→ **Given request**
Collect all lines containing the word "języku" from the data.

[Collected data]
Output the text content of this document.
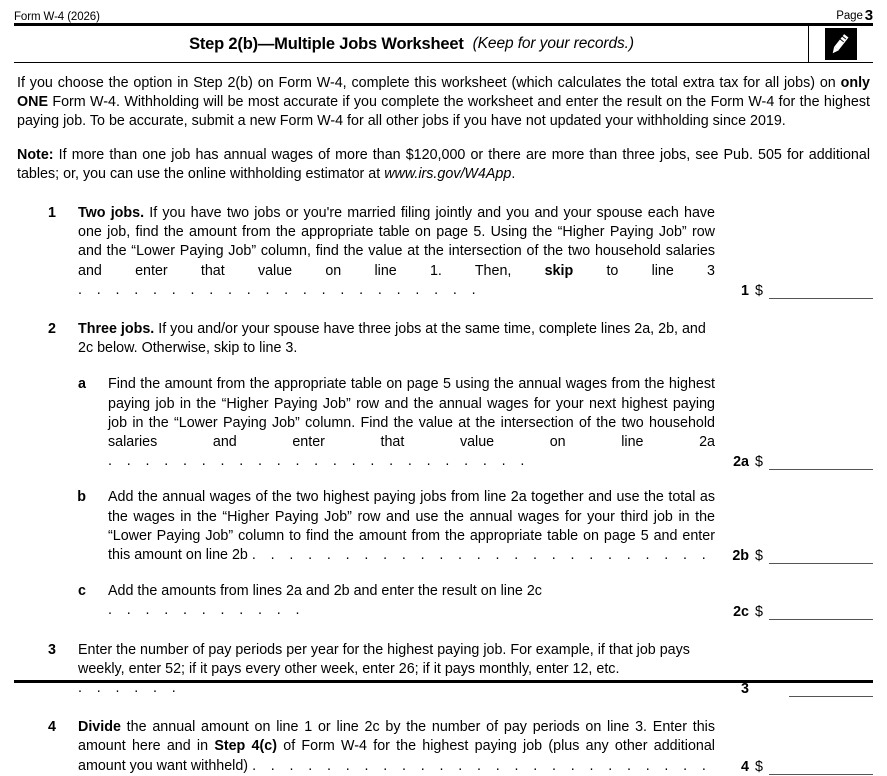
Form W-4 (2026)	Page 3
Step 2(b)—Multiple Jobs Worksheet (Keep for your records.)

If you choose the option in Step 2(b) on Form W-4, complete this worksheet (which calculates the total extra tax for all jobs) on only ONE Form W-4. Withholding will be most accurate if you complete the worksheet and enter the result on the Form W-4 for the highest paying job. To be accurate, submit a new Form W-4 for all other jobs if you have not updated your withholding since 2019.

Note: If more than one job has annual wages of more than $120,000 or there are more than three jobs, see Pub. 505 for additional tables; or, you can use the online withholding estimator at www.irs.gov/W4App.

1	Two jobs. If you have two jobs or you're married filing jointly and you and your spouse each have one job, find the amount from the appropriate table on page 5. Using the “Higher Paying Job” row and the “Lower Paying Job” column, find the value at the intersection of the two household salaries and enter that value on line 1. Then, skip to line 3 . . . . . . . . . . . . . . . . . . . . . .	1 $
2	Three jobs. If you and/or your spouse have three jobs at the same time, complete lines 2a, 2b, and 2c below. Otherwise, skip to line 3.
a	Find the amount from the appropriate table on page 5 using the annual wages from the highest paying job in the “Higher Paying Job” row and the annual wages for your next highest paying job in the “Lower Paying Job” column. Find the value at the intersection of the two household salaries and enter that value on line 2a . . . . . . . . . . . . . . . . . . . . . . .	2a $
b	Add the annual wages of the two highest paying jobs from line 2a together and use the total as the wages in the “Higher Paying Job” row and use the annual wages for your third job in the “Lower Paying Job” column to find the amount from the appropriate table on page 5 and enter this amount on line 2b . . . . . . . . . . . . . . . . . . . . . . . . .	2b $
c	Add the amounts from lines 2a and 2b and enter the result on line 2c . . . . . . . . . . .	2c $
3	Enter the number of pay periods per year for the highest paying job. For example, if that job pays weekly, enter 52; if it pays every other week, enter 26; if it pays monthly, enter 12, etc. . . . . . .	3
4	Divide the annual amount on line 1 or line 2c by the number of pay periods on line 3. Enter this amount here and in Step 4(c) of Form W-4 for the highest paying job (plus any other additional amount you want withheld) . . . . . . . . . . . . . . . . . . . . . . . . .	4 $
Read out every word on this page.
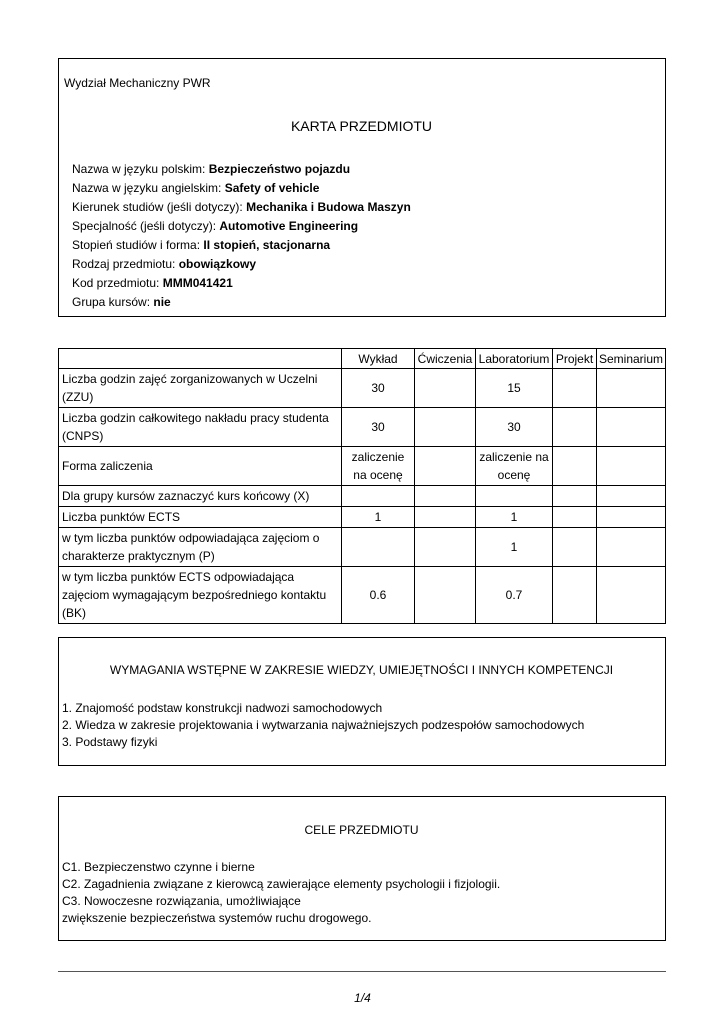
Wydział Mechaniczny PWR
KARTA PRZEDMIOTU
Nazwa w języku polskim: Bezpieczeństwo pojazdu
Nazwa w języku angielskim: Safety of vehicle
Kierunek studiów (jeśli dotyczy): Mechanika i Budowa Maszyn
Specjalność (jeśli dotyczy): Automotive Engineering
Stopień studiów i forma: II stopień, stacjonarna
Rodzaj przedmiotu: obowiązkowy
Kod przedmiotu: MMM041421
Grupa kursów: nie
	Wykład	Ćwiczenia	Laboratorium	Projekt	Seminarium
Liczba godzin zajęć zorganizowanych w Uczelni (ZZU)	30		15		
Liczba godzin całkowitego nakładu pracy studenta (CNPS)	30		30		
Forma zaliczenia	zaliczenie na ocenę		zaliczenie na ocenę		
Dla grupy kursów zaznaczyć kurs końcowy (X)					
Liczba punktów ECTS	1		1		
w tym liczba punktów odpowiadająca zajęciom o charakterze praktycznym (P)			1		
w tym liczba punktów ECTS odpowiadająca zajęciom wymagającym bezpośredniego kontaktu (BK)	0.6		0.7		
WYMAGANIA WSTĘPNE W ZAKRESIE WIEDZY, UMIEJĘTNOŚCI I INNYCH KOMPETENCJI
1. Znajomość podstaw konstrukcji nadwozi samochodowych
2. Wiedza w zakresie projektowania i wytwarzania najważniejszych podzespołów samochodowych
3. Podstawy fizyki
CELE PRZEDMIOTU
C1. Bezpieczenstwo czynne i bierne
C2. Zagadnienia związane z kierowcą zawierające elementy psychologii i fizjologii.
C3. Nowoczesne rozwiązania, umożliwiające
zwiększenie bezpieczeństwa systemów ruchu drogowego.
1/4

...

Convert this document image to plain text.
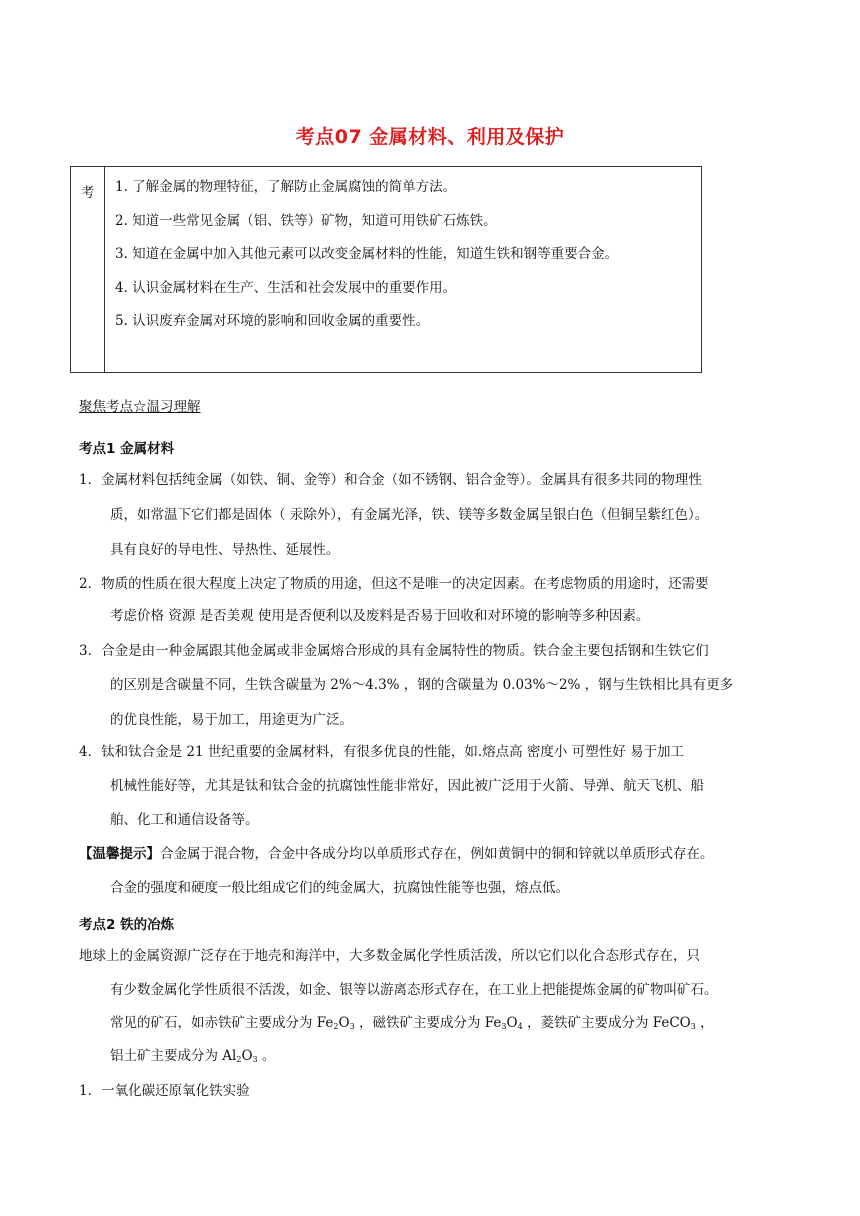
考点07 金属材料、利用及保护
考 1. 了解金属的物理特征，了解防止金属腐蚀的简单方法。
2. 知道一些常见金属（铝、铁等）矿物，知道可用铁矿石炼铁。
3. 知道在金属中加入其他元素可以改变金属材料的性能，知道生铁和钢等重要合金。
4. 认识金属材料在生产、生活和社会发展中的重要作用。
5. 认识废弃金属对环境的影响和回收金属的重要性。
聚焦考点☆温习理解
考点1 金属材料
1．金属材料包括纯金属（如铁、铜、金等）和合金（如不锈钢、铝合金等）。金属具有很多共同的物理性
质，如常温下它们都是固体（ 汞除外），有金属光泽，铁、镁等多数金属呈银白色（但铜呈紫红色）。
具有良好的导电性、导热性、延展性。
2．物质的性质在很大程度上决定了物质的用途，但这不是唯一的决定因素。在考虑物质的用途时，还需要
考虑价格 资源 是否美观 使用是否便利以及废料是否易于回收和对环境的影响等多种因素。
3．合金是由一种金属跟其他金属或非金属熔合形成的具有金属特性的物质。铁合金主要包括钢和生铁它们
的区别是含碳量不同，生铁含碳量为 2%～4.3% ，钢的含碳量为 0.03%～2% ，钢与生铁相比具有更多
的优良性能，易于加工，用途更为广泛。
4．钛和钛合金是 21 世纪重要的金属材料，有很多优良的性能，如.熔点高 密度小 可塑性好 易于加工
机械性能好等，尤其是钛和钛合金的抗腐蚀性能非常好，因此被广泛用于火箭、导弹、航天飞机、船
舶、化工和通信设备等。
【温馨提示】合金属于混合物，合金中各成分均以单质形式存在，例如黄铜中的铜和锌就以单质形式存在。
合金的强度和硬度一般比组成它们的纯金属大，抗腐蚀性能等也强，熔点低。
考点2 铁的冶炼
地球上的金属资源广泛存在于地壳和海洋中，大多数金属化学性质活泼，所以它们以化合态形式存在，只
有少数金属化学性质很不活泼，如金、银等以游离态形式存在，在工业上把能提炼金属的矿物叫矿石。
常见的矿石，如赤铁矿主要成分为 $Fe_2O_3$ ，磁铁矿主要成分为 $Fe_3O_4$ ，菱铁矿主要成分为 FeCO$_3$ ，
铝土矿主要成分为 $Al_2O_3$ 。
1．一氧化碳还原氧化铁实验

→ **Result of this exercise**
Nazwa w języku polskim: Bezpieczeństwo pojazdu
Nazwa w języku angielskim: Safety of vehicle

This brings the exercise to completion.